RECORDS |
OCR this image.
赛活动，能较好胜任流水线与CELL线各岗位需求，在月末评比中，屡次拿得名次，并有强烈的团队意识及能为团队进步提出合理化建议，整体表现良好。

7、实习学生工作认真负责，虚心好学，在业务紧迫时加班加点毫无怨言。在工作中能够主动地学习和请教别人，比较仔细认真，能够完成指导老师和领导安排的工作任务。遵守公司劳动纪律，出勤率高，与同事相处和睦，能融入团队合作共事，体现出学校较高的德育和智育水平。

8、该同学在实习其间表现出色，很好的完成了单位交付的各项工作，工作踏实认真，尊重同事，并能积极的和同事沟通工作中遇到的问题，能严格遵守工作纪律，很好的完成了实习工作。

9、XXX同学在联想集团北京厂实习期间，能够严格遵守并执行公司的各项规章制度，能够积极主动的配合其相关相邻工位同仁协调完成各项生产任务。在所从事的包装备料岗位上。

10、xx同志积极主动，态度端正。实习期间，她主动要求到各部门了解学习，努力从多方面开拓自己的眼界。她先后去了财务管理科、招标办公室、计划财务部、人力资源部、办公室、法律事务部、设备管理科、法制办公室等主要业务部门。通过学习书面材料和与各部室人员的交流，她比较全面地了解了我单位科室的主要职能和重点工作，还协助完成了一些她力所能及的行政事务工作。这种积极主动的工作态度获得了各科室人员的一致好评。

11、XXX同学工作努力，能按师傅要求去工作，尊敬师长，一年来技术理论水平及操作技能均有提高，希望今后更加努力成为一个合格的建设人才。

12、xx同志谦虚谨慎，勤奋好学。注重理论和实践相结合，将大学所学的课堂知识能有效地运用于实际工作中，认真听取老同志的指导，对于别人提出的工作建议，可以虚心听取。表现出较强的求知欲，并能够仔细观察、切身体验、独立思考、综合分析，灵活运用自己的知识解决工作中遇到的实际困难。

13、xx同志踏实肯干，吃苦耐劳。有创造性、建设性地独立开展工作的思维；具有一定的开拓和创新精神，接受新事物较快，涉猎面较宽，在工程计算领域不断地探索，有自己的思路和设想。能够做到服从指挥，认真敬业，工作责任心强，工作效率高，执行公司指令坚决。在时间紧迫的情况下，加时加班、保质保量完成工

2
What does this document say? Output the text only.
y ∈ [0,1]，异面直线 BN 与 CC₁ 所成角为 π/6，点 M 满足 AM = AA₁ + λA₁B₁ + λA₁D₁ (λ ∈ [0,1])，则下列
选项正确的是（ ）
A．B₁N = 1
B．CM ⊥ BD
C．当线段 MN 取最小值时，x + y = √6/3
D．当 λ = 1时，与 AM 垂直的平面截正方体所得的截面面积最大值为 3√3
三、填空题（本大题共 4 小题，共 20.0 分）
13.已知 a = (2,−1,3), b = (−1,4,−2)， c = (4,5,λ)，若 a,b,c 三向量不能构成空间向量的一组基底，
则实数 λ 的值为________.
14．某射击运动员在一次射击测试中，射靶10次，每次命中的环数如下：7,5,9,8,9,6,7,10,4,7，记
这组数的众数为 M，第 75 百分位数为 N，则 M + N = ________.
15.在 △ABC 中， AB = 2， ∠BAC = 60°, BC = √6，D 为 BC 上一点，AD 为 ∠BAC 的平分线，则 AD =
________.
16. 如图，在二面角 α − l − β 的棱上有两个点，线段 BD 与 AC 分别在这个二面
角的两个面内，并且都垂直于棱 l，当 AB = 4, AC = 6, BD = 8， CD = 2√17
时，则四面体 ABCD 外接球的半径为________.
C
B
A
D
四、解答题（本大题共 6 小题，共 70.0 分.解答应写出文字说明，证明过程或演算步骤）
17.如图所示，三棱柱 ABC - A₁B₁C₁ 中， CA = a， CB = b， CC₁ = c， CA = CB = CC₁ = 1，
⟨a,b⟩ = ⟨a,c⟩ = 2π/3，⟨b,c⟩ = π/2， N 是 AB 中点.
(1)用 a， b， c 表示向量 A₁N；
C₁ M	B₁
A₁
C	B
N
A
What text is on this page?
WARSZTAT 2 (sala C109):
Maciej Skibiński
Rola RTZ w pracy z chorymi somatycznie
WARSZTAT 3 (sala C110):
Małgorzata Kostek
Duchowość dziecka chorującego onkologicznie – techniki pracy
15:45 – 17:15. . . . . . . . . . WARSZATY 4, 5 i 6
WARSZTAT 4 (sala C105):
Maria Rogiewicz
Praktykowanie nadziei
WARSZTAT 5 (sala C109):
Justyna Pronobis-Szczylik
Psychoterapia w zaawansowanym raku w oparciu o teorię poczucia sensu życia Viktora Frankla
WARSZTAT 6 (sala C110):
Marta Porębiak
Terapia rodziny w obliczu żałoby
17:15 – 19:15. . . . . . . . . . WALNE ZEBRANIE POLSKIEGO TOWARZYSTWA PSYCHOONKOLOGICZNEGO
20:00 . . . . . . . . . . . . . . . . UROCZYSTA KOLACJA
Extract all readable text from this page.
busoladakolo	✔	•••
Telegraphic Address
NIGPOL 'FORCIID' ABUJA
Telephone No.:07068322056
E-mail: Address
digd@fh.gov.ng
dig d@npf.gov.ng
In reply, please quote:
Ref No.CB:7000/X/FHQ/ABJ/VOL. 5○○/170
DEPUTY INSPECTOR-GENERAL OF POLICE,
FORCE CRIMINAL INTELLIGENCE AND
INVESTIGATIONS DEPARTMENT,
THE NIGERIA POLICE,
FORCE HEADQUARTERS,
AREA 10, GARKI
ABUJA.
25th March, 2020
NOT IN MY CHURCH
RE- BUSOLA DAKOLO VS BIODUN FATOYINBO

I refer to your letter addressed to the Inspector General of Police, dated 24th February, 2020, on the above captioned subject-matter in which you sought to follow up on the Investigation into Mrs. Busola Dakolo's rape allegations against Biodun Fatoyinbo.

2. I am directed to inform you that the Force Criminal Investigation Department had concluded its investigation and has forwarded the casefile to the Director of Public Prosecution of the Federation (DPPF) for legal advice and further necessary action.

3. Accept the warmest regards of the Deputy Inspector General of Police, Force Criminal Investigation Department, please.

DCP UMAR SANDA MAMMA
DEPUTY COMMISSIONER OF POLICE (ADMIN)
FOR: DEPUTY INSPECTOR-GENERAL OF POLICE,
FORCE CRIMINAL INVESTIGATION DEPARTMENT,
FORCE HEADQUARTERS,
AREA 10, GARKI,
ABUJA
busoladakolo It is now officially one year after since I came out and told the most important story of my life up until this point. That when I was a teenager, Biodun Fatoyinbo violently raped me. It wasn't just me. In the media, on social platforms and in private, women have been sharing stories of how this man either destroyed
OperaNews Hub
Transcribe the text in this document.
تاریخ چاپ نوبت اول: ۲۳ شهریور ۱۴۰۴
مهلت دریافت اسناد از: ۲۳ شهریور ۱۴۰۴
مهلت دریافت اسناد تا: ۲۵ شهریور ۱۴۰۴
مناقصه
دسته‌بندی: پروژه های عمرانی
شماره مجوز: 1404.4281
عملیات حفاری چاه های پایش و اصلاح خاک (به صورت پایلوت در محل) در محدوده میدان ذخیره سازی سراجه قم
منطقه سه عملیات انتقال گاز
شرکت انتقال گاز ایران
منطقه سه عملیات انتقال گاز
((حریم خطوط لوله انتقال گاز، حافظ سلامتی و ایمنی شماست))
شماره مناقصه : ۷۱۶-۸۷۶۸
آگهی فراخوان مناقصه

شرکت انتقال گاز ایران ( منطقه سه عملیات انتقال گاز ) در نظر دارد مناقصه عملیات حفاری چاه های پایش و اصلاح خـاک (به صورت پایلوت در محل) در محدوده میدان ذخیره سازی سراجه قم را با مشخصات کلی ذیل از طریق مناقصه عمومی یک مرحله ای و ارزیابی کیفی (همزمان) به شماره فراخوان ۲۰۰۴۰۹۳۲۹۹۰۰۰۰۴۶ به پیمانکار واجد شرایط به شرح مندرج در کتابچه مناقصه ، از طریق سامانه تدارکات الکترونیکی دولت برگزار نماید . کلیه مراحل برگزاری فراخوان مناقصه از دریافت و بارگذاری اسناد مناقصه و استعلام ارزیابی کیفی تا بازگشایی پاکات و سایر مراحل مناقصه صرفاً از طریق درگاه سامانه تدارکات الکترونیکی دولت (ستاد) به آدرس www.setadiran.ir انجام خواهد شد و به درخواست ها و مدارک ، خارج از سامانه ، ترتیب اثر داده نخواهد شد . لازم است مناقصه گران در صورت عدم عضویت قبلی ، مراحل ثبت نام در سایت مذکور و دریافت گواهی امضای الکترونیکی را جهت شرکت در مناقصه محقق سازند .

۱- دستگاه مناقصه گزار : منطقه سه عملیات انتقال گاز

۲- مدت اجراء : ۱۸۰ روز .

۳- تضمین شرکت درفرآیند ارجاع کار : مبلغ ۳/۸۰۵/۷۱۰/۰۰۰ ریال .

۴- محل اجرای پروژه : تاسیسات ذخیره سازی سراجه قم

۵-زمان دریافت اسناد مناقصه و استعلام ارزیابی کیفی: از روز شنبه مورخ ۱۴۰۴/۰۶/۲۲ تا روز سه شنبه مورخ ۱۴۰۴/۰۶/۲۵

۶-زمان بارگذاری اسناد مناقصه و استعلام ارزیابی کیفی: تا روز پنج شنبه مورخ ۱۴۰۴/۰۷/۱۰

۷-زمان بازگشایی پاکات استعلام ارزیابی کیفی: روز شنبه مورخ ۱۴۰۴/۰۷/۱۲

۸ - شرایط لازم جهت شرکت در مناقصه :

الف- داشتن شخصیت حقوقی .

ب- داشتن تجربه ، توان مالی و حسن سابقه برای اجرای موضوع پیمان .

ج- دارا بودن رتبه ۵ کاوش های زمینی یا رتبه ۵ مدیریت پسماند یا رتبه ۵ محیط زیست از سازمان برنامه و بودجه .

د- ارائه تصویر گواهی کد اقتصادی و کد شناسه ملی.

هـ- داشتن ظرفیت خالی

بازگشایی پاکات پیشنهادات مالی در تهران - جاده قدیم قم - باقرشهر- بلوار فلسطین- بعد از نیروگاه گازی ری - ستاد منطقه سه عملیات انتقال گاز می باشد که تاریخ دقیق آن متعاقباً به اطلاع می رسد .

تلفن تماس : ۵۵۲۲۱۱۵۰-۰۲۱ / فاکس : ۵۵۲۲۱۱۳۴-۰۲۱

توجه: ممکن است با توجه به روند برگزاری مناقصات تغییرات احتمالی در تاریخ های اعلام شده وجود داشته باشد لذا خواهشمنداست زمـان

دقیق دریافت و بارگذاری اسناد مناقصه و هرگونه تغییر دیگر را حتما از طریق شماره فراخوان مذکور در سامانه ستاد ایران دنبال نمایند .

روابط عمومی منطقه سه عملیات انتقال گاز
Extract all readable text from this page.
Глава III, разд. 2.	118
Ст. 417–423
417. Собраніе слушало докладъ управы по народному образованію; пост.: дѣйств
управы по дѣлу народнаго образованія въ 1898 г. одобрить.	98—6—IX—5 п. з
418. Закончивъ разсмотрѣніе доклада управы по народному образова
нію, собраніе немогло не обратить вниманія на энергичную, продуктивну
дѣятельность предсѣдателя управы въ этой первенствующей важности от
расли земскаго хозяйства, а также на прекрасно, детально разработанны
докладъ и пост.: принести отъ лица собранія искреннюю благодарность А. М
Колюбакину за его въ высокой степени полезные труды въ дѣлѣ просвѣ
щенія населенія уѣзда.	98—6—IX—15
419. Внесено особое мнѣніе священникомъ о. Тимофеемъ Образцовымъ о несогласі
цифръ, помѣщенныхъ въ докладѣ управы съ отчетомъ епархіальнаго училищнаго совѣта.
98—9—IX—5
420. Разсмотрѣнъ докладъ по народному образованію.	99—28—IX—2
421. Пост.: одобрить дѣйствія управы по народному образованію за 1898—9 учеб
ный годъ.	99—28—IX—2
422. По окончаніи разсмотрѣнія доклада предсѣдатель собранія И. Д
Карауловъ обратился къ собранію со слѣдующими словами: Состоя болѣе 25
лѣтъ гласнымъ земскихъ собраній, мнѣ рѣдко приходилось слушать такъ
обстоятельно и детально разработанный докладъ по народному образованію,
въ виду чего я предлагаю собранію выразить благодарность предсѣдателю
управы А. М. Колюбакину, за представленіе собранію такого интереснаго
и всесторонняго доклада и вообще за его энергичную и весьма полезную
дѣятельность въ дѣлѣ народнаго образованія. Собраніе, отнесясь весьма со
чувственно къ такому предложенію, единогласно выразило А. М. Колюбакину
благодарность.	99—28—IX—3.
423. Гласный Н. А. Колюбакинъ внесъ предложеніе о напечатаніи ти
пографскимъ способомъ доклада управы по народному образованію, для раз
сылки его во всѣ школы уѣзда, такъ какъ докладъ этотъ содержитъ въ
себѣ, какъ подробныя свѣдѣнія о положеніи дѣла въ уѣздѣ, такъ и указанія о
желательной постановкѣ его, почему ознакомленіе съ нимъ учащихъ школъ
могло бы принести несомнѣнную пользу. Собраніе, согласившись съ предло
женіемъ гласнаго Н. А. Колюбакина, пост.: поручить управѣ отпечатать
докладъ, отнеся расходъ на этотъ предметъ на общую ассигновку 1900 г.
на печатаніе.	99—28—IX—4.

TASK DESCRIPTION | Look through the entries and return every line where "Колюбакину" appears.

REPLY TO THE EXERCISE |
Колюбакину за его въ высокой степени полезные труды въ дѣлѣ просвѣ
управы А. М. Колюбакину, за представленіе собранію такого интереснаго
чувственно къ такому предложенію, единогласно выразило А. М. Колюбакину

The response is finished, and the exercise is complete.